- Recorded information
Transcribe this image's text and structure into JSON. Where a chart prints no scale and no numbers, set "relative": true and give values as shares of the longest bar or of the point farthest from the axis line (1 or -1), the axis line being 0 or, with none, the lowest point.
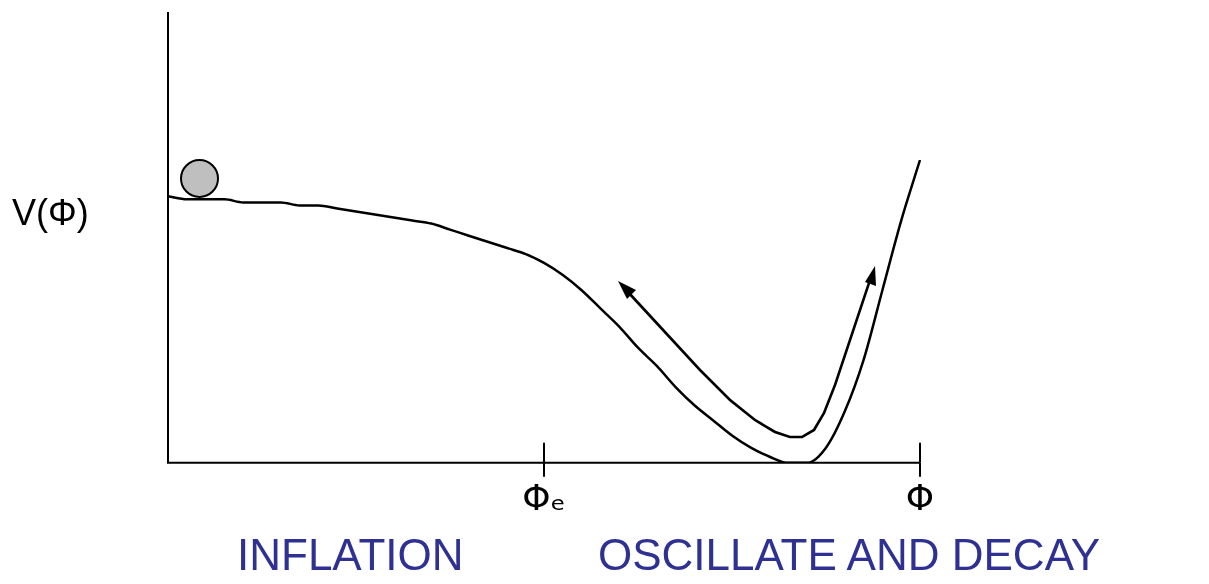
{
  "chart_data": {
    "type": "line",
    "relative": true,
    "ylabel": "V(Φ)",
    "categories": [
      null,
      null,
      null,
      null,
      null,
      null,
      null,
      null,
      null,
      null,
      null,
      null,
      null,
      null,
      null,
      null,
      null,
      null,
      null,
      null,
      "Φₑ",
      null,
      null,
      null,
      null,
      null,
      null,
      null,
      null,
      null,
      null,
      null,
      null,
      null,
      null,
      null,
      null,
      null,
      null,
      null,
      "Φ"
    ],
    "color": "#000000",
    "values": [
      0.88,
      0.87,
      0.87,
      0.87,
      0.86,
      0.86,
      0.86,
      0.85,
      0.85,
      0.84,
      0.83,
      0.82,
      0.81,
      0.8,
      0.79,
      0.77,
      0.75,
      0.73,
      0.71,
      0.69,
      0.66,
      0.62,
      0.57,
      0.51,
      0.45,
      0.38,
      0.32,
      0.25,
      0.19,
      0.14,
      0.09,
      0.05,
      0.02,
      0,
      0,
      0.05,
      0.17,
      0.34,
      0.57,
      0.8,
      1
    ],
    "annotations": [
      "INFLATION",
      "OSCILLATE AND DECAY"
    ]
  }
}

- Work to be completed
Retype the whole listing, keeping every line identical and omitting all pictures.

- Written solution
Transcribe this image's text and structure into JSON. Where a chart prints no scale and no numbers, set "relative": true and give values as shares of the longest bar or of the point farthest from the axis line (1 or -1), the axis line being 0 or, with none, the lowest point.
{
  "chart_data": {
    "type": "line",
    "relative": true,
    "ylabel": "V(Φ)",
    "categories": [
      null,
      null,
      null,
      null,
      null,
      null,
      null,
      null,
      null,
      null,
      null,
      null,
      null,
      null,
      null,
      null,
      null,
      null,
      null,
      null,
      "Φₑ",
      null,
      null,
      null,
      null,
      null,
      null,
      null,
      null,
      null,
      null,
      null,
      null,
      null,
      null,
      null,
      null,
      null,
      null,
      null,
      "Φ"
    ],
    "color": "#000000",
    "values": [
      0.88,
      0.87,
      0.87,
      0.87,
      0.86,
      0.86,
      0.86,
      0.85,
      0.85,
      0.84,
      0.83,
      0.82,
      0.81,
      0.8,
      0.79,
      0.77,
      0.75,
      0.73,
      0.71,
      0.69,
      0.66,
      0.62,
      0.57,
      0.51,
      0.45,
      0.38,
      0.32,
      0.25,
      0.19,
      0.14,
      0.09,
      0.05,
      0.02,
      0,
      0,
      0.05,
      0.17,
      0.34,
      0.57,
      0.8,
      1
    ],
    "annotations": [
      "INFLATION",
      "OSCILLATE AND DECAY"
    ]
  }
}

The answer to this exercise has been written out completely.